Each of the entries should be retyped precisely as it appears.

Provided data —
--------------------------------------------------

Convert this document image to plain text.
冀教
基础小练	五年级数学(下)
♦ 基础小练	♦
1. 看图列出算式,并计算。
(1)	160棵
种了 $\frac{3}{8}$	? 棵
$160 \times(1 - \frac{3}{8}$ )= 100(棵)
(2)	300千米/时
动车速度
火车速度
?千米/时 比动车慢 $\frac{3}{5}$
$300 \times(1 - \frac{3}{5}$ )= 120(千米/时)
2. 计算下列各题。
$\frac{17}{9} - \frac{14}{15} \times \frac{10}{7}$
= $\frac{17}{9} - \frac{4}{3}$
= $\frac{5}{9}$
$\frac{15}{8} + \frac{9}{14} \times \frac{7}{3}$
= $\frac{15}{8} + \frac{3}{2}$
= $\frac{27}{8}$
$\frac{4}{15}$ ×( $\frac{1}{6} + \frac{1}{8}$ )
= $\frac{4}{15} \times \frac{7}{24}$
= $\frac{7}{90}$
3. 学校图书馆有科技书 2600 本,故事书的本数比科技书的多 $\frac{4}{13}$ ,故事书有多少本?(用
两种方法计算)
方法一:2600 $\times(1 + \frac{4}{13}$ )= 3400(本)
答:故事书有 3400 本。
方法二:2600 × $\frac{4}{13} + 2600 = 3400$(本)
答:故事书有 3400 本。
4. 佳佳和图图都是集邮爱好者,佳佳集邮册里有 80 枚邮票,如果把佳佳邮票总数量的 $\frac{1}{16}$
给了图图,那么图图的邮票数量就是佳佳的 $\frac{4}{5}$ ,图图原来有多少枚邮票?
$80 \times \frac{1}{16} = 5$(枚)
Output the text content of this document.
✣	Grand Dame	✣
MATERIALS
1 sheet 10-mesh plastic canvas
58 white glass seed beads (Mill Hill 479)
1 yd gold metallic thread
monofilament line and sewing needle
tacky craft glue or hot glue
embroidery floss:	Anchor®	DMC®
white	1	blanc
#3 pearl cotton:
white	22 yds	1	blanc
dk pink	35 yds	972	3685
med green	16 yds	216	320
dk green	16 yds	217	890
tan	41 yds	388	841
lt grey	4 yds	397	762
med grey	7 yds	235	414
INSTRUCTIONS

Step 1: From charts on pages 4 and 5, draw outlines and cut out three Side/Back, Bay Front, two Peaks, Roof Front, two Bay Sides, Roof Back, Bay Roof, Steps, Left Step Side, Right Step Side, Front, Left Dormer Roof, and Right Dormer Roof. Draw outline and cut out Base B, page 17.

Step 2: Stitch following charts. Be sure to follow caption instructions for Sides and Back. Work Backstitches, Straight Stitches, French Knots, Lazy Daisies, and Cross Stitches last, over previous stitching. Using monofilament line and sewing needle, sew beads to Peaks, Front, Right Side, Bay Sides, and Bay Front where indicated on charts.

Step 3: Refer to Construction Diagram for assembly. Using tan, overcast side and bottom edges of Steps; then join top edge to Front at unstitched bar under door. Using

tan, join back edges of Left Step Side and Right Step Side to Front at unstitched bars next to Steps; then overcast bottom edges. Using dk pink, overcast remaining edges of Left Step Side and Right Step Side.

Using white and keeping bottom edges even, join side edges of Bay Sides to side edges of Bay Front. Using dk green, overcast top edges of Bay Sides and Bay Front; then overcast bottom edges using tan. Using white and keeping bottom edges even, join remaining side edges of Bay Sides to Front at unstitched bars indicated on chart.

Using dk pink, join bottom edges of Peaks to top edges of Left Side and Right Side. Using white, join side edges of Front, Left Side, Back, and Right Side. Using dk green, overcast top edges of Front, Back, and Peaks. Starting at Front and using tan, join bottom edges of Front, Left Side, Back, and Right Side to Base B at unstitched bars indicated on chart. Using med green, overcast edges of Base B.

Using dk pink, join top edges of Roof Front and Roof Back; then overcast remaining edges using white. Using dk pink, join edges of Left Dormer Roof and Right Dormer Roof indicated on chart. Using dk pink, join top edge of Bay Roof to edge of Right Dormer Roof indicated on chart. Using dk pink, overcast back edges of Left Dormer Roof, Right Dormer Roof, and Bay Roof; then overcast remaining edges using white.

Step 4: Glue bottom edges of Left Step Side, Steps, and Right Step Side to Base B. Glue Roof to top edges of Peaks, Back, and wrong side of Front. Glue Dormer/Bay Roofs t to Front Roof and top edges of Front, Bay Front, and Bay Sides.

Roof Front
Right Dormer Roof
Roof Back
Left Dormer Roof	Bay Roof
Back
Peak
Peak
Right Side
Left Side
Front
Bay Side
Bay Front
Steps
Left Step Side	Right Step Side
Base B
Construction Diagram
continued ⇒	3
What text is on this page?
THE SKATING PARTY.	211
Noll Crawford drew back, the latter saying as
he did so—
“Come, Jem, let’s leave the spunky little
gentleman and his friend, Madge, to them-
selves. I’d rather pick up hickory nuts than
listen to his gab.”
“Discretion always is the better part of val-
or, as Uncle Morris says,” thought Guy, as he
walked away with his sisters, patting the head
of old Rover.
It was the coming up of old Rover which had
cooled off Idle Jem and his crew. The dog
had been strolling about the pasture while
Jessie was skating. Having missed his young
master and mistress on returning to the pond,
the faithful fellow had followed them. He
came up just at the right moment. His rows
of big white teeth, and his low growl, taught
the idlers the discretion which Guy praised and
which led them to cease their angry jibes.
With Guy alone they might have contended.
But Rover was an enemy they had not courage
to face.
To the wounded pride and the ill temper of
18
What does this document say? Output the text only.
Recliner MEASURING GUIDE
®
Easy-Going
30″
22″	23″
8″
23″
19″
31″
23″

--------------------------------------------------

Full solution —
Convert this document image to plain text.
冀教
基础小练	五年级数学(下)
♦ 基础小练	♦
1. 看图列出算式,并计算。
(1)	160棵
种了 $\frac{3}{8}$	? 棵
$160 \times(1 - \frac{3}{8}$ )= 100(棵)
(2)	300千米/时
动车速度
火车速度
?千米/时 比动车慢 $\frac{3}{5}$
$300 \times(1 - \frac{3}{5}$ )= 120(千米/时)
2. 计算下列各题。
$\frac{17}{9} - \frac{14}{15} \times \frac{10}{7}$
= $\frac{17}{9} - \frac{4}{3}$
= $\frac{5}{9}$
$\frac{15}{8} + \frac{9}{14} \times \frac{7}{3}$
= $\frac{15}{8} + \frac{3}{2}$
= $\frac{27}{8}$
$\frac{4}{15}$ ×( $\frac{1}{6} + \frac{1}{8}$ )
= $\frac{4}{15} \times \frac{7}{24}$
= $\frac{7}{90}$
3. 学校图书馆有科技书 2600 本,故事书的本数比科技书的多 $\frac{4}{13}$ ,故事书有多少本?(用
两种方法计算)
方法一:2600 $\times(1 + \frac{4}{13}$ )= 3400(本)
答:故事书有 3400 本。
方法二:2600 × $\frac{4}{13} + 2600 = 3400$(本)
答:故事书有 3400 本。
4. 佳佳和图图都是集邮爱好者,佳佳集邮册里有 80 枚邮票,如果把佳佳邮票总数量的 $\frac{1}{16}$
给了图图,那么图图的邮票数量就是佳佳的 $\frac{4}{5}$ ,图图原来有多少枚邮票?
$80 \times \frac{1}{16} = 5$(枚)
Output the text content of this document.
✣	Grand Dame	✣
MATERIALS
1 sheet 10-mesh plastic canvas
58 white glass seed beads (Mill Hill 479)
1 yd gold metallic thread
monofilament line and sewing needle
tacky craft glue or hot glue
embroidery floss:	Anchor®	DMC®
white	1	blanc
#3 pearl cotton:
white	22 yds	1	blanc
dk pink	35 yds	972	3685
med green	16 yds	216	320
dk green	16 yds	217	890
tan	41 yds	388	841
lt grey	4 yds	397	762
med grey	7 yds	235	414
INSTRUCTIONS

Step 1: From charts on pages 4 and 5, draw outlines and cut out three Side/Back, Bay Front, two Peaks, Roof Front, two Bay Sides, Roof Back, Bay Roof, Steps, Left Step Side, Right Step Side, Front, Left Dormer Roof, and Right Dormer Roof. Draw outline and cut out Base B, page 17.

Step 2: Stitch following charts. Be sure to follow caption instructions for Sides and Back. Work Backstitches, Straight Stitches, French Knots, Lazy Daisies, and Cross Stitches last, over previous stitching. Using monofilament line and sewing needle, sew beads to Peaks, Front, Right Side, Bay Sides, and Bay Front where indicated on charts.

Step 3: Refer to Construction Diagram for assembly. Using tan, overcast side and bottom edges of Steps; then join top edge to Front at unstitched bar under door. Using

tan, join back edges of Left Step Side and Right Step Side to Front at unstitched bars next to Steps; then overcast bottom edges. Using dk pink, overcast remaining edges of Left Step Side and Right Step Side.

Using white and keeping bottom edges even, join side edges of Bay Sides to side edges of Bay Front. Using dk green, overcast top edges of Bay Sides and Bay Front; then overcast bottom edges using tan. Using white and keeping bottom edges even, join remaining side edges of Bay Sides to Front at unstitched bars indicated on chart.

Using dk pink, join bottom edges of Peaks to top edges of Left Side and Right Side. Using white, join side edges of Front, Left Side, Back, and Right Side. Using dk green, overcast top edges of Front, Back, and Peaks. Starting at Front and using tan, join bottom edges of Front, Left Side, Back, and Right Side to Base B at unstitched bars indicated on chart. Using med green, overcast edges of Base B.

Using dk pink, join top edges of Roof Front and Roof Back; then overcast remaining edges using white. Using dk pink, join edges of Left Dormer Roof and Right Dormer Roof indicated on chart. Using dk pink, join top edge of Bay Roof to edge of Right Dormer Roof indicated on chart. Using dk pink, overcast back edges of Left Dormer Roof, Right Dormer Roof, and Bay Roof; then overcast remaining edges using white.

Step 4: Glue bottom edges of Left Step Side, Steps, and Right Step Side to Base B. Glue Roof to top edges of Peaks, Back, and wrong side of Front. Glue Dormer/Bay Roofs t to Front Roof and top edges of Front, Bay Front, and Bay Sides.

Roof Front
Right Dormer Roof
Roof Back
Left Dormer Roof	Bay Roof
Back
Peak
Peak
Right Side
Left Side
Front
Bay Side
Bay Front
Steps
Left Step Side	Right Step Side
Base B
Construction Diagram
continued ⇒	3
What text is on this page?
THE SKATING PARTY.	211
Noll Crawford drew back, the latter saying as
he did so—
“Come, Jem, let’s leave the spunky little
gentleman and his friend, Madge, to them-
selves. I’d rather pick up hickory nuts than
listen to his gab.”
“Discretion always is the better part of val-
or, as Uncle Morris says,” thought Guy, as he
walked away with his sisters, patting the head
of old Rover.
It was the coming up of old Rover which had
cooled off Idle Jem and his crew. The dog
had been strolling about the pasture while
Jessie was skating. Having missed his young
master and mistress on returning to the pond,
the faithful fellow had followed them. He
came up just at the right moment. His rows
of big white teeth, and his low growl, taught
the idlers the discretion which Guy praised and
which led them to cease their angry jibes.
With Guy alone they might have contended.
But Rover was an enemy they had not courage
to face.
To the wounded pride and the ill temper of
18
What does this document say? Output the text only.
Recliner MEASURING GUIDE
®
Easy-Going
30″
22″	23″
8″
23″
19″
31″
23″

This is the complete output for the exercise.